** Start of Task data **
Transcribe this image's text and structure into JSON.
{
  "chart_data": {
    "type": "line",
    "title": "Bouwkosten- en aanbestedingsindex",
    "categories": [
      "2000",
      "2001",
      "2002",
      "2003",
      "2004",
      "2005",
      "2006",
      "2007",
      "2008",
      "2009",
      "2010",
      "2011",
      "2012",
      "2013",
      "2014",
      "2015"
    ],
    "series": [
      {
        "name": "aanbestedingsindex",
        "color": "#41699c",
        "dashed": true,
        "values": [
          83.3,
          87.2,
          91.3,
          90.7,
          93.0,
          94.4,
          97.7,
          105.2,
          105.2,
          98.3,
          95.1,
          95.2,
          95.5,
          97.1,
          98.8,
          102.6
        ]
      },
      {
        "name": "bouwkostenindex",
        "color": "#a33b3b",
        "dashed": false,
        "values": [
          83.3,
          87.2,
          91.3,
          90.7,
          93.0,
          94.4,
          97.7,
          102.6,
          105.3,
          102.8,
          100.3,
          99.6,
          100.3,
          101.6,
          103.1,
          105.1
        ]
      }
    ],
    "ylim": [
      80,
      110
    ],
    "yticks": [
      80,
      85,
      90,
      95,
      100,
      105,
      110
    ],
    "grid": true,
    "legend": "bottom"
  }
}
** End of Task data **
Short exercise.
Write out every record, exactly as written.

Answer to this task.
Transcribe this image's text and structure into JSON.
{
  "chart_data": {
    "type": "line",
    "title": "Bouwkosten- en aanbestedingsindex",
    "categories": [
      "2000",
      "2001",
      "2002",
      "2003",
      "2004",
      "2005",
      "2006",
      "2007",
      "2008",
      "2009",
      "2010",
      "2011",
      "2012",
      "2013",
      "2014",
      "2015"
    ],
    "series": [
      {
        "name": "aanbestedingsindex",
        "color": "#41699c",
        "dashed": true,
        "values": [
          83.3,
          87.2,
          91.3,
          90.7,
          93.0,
          94.4,
          97.7,
          105.2,
          105.2,
          98.3,
          95.1,
          95.2,
          95.5,
          97.1,
          98.8,
          102.6
        ]
      },
      {
        "name": "bouwkostenindex",
        "color": "#a33b3b",
        "dashed": false,
        "values": [
          83.3,
          87.2,
          91.3,
          90.7,
          93.0,
          94.4,
          97.7,
          102.6,
          105.3,
          102.8,
          100.3,
          99.6,
          100.3,
          101.6,
          103.1,
          105.1
        ]
      }
    ],
    "ylim": [
      80,
      110
    ],
    "yticks": [
      80,
      85,
      90,
      95,
      100,
      105,
      110
    ],
    "grid": true,
    "legend": "bottom"
  }
}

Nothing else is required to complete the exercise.